Begin at the line containing "Parse this screenshot: output" and give again every line to the end of the records, exactly, without the pictures.

====== Dataset excerpts

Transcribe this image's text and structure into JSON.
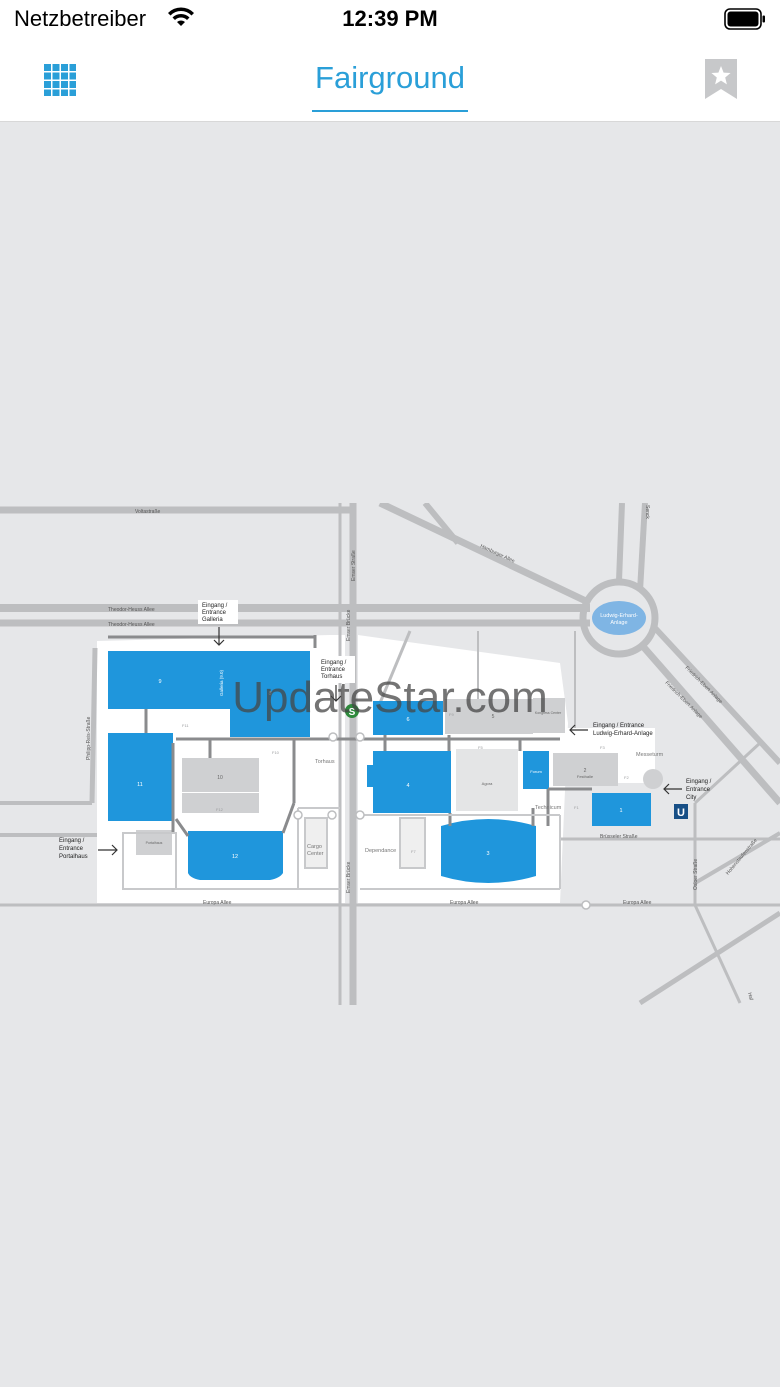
{
  "status_bar": {
    "carrier": "Netzbetreiber",
    "time": "12:39 PM"
  },
  "nav": {
    "title": "Fairground",
    "menu_icon": "grid-icon",
    "bookmark_icon": "bookmark-star-icon"
  },
  "colors": {
    "accent": "#2a9fd8",
    "hall": "#1f96dc",
    "road": "#bdbec0",
    "site": "#ffffff",
    "background": "#e6e7e9"
  },
  "map": {
    "streets": {
      "voltastrasse": "Voltastraße",
      "theodor1": "Theodor-Heuss Allee",
      "theodor2": "Theodor-Heuss Allee",
      "hamburger": "Hamburger Allee",
      "emser1": "Emser Straße",
      "emser2": "Emser Brücke",
      "emser3": "Emser Brücke",
      "philipp": "Philipp-Reis-Straße",
      "friedrich1": "Friedrich-Ebert-Anlage",
      "friedrich2": "Friedrich-Ebert-Anlage",
      "bruesseler": "Brüsseler Straße",
      "europa1": "Europa Allee",
      "europa2": "Europa Allee",
      "europa3": "Europa Allee",
      "osloer": "Osloer Straße",
      "hohenstaufen": "Hohenstaufenstraße",
      "senckenberg": "Senck",
      "hafen": "Haf"
    },
    "roundabout_label": [
      "Ludwig-Erhard-",
      "Anlage"
    ],
    "entrances": {
      "galleria": [
        "Eingang /",
        "Entrance",
        "Galleria"
      ],
      "torhaus": [
        "Eingang /",
        "Entrance",
        "Torhaus"
      ],
      "ludwig": [
        "Eingang / Entrance",
        "Ludwig-Erhard-Anlage"
      ],
      "city": [
        "Eingang /",
        "Entrance",
        "City"
      ],
      "portalhaus": [
        "Eingang /",
        "Entrance",
        "Portalhaus"
      ]
    },
    "halls": {
      "h9": "9",
      "galleria": "Galleria (9.0)",
      "h8": "8",
      "h11": "11",
      "h10": "10",
      "h12": "12",
      "h6": "6",
      "h5": "5",
      "h4": "4",
      "h3": "3",
      "h1": "1",
      "h2": "2",
      "h2_sub": "Festhalle",
      "forum": "Forum",
      "kongress": "Kongress Center",
      "agora": "Agora",
      "portalhaus": "Portalhaus"
    },
    "places": {
      "torhaus": "Torhaus",
      "cargo1": "Cargo",
      "cargo2": "Center",
      "dependance": "Dependance",
      "technicum": "Technicum",
      "messeturm": "Messeturm"
    },
    "areas": {
      "f11": "F11",
      "f10": "F10",
      "f12": "F12",
      "f1": "F1",
      "f2": "F2",
      "f3": "F3",
      "f5": "F5",
      "f7": "F7",
      "f9": "F9"
    },
    "badges": {
      "sbahn": "S",
      "ubahn": "U"
    }
  },
  "watermark": "UpdateStar.com"
}
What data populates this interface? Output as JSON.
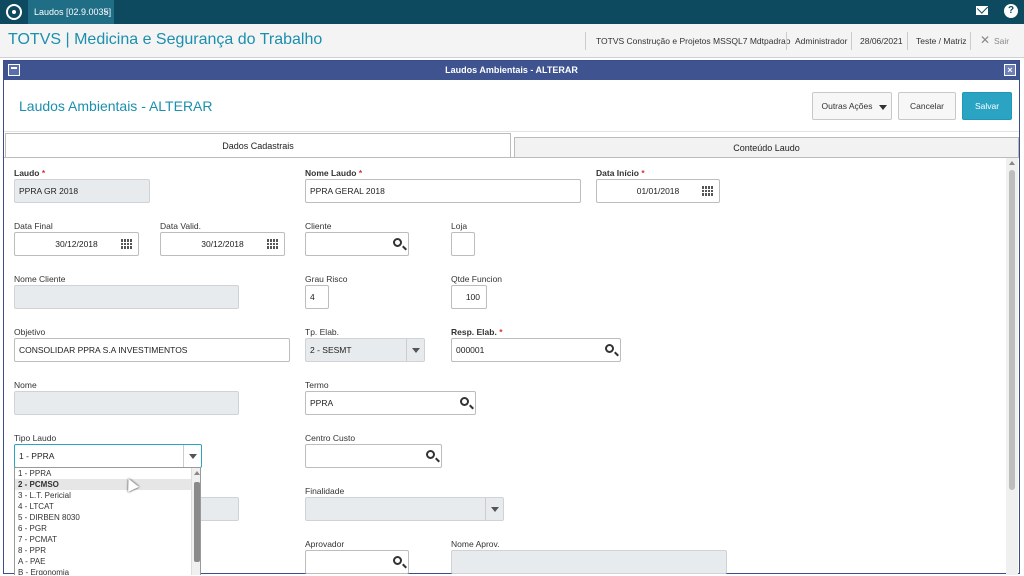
{
  "topbar": {
    "tab_label": "Laudos [02.9.0035]",
    "tab_close": "×",
    "help_label": "?"
  },
  "app": {
    "title": "TOTVS | Medicina e Segurança do Trabalho",
    "company": "TOTVS Construção e Projetos MSSQL7 Mdtpadrao",
    "user": "Administrador",
    "date": "28/06/2021",
    "branch": "Teste / Matriz",
    "exit_label": "Sair",
    "exit_x": "✕"
  },
  "dialog": {
    "window_title": "Laudos Ambientais - ALTERAR",
    "close_x": "×",
    "page_title": "Laudos Ambientais - ALTERAR",
    "buttons": {
      "other": "Outras Ações",
      "cancel": "Cancelar",
      "save": "Salvar"
    },
    "tabs": [
      "Dados Cadastrais",
      "Conteúdo Laudo"
    ]
  },
  "form": {
    "laudo": {
      "label": "Laudo",
      "value": "PPRA GR 2018"
    },
    "nome_laudo": {
      "label": "Nome Laudo",
      "value": "PPRA GERAL 2018"
    },
    "data_inicio": {
      "label": "Data Início",
      "value": "01/01/2018"
    },
    "data_final": {
      "label": "Data Final",
      "value": "30/12/2018"
    },
    "data_valid": {
      "label": "Data Valid.",
      "value": "30/12/2018"
    },
    "cliente": {
      "label": "Cliente",
      "value": ""
    },
    "loja": {
      "label": "Loja",
      "value": ""
    },
    "nome_cliente": {
      "label": "Nome Cliente",
      "value": ""
    },
    "grau_risco": {
      "label": "Grau Risco",
      "value": "4"
    },
    "qtde_funcion": {
      "label": "Qtde Funcion",
      "value": "100"
    },
    "objetivo": {
      "label": "Objetivo",
      "value": "CONSOLIDAR PPRA S.A INVESTIMENTOS"
    },
    "tp_elab": {
      "label": "Tp. Elab.",
      "value": "2 - SESMT"
    },
    "resp_elab": {
      "label": "Resp. Elab.",
      "value": "000001"
    },
    "nome": {
      "label": "Nome",
      "value": ""
    },
    "termo": {
      "label": "Termo",
      "value": "PPRA"
    },
    "tipo_laudo": {
      "label": "Tipo Laudo",
      "value": "1 - PPRA"
    },
    "centro_custo": {
      "label": "Centro Custo",
      "value": ""
    },
    "finalidade": {
      "label": "Finalidade",
      "value": ""
    },
    "aprovador": {
      "label": "Aprovador",
      "value": ""
    },
    "nome_aprov": {
      "label": "Nome Aprov.",
      "value": ""
    },
    "required_mark": "*"
  },
  "tipo_laudo_options": [
    "1 - PPRA",
    "2 - PCMSO",
    "3 - L.T. Pericial",
    "4 - LTCAT",
    "5 - DIRBEN 8030",
    "6 - PGR",
    "7 - PCMAT",
    "8 - PPR",
    "A - PAE",
    "B - Ergonomia"
  ],
  "colors": {
    "topbar": "#0d4a5f",
    "accent": "#1b8fae",
    "dialog_bar": "#3f5390",
    "save_button": "#2ba4c4",
    "required": "#d33333"
  }
}
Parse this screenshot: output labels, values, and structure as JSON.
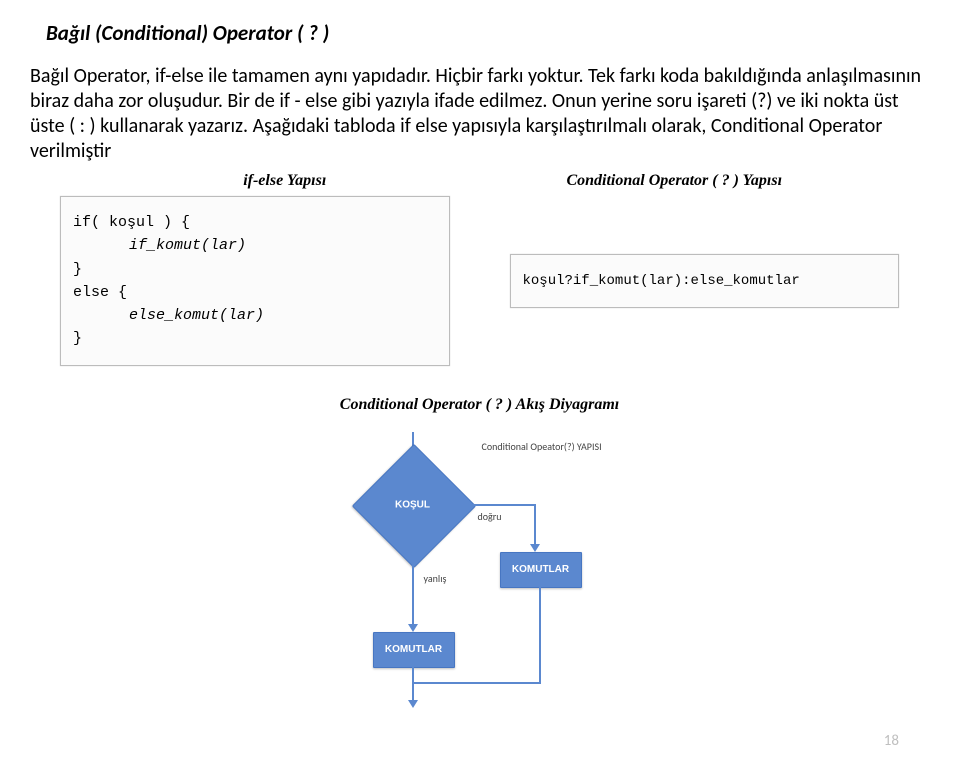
{
  "title": "Bağıl (Conditional) Operator ( ? )",
  "paragraph": "Bağıl Operator, if-else ile tamamen aynı yapıdadır. Hiçbir farkı yoktur. Tek farkı koda bakıldığında anlaşılmasının biraz daha zor oluşudur. Bir de if - else gibi yazıyla ifade edilmez. Onun yerine soru işareti (?) ve iki nokta üst üste ( : ) kullanarak yazarız. Aşağıdaki tabloda if else yapısıyla karşılaştırılmalı olarak, Conditional Operator verilmiştir",
  "headers": {
    "left": "if-else Yapısı",
    "right": "Conditional Operator ( ? ) Yapısı"
  },
  "code_left": {
    "l1": "if( koşul ) {",
    "l2": "if_komut(lar)",
    "l3": "}",
    "l4": "else {",
    "l5": "else_komut(lar)",
    "l6": "}"
  },
  "code_right": "koşul?if_komut(lar):else_komutlar",
  "diagram_title": "Conditional Operator ( ? ) Akış Diyagramı",
  "flow": {
    "caption": "Conditional Opeator(?) YAPISI",
    "kosul": "KOŞUL",
    "komutlar1": "KOMUTLAR",
    "komutlar2": "KOMUTLAR",
    "dogru": "doğru",
    "yanlis": "yanlış"
  },
  "page_number": "18"
}
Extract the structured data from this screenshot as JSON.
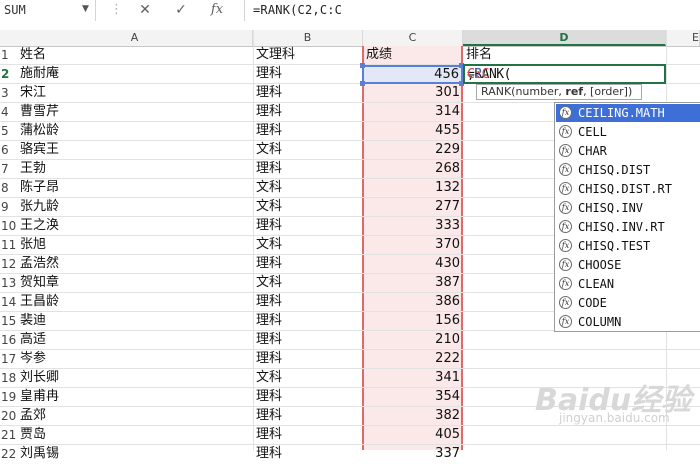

============

Result below –
Parse this screenshot: output labels, values, and structure as JSON.
{
  "title": "Bağıl (Conditional) Operator ( ? )",
  "paragraph": "Bağıl Operator, if-else ile tamamen aynı yapıdadır. Hiçbir farkı yoktur. Tek farkı koda bakıldığında anlaşılmasının biraz daha zor oluşudur. Bir de if - else gibi yazıyla ifade edilmez. Onun yerine soru işareti (?) ve iki nokta üst üste ( : ) kullanarak yazarız. Aşağıdaki tabloda if else yapısıyla karşılaştırılmalı olarak, Conditional Operator verilmiştir",
  "headers": {
    "left": "if-else Yapısı",
    "right": "Conditional Operator ( ? ) Yapısı"
  },
  "code_left": {
    "l1": "if( koşul ) {",
    "l2": "if_komut(lar)",
    "l3": "}",
    "l4": "else {",
    "l5": "else_komut(lar)",
    "l6": "}"
  },
  "code_right": "koşul?if_komut(lar):else_komutlar",
  "diagram_title": "Conditional Operator ( ? ) Akış Diyagramı",
  "flow": {
    "caption": "Conditional Opeator(?) YAPISI",
    "kosul": "KOŞUL",
    "komutlar1": "KOMUTLAR",
    "komutlar2": "KOMUTLAR",
    "dogru": "doğru",
    "yanlis": "yanlış"
  },
  "page_number": "18"
}
Extract the structured data from this screenshot as JSON.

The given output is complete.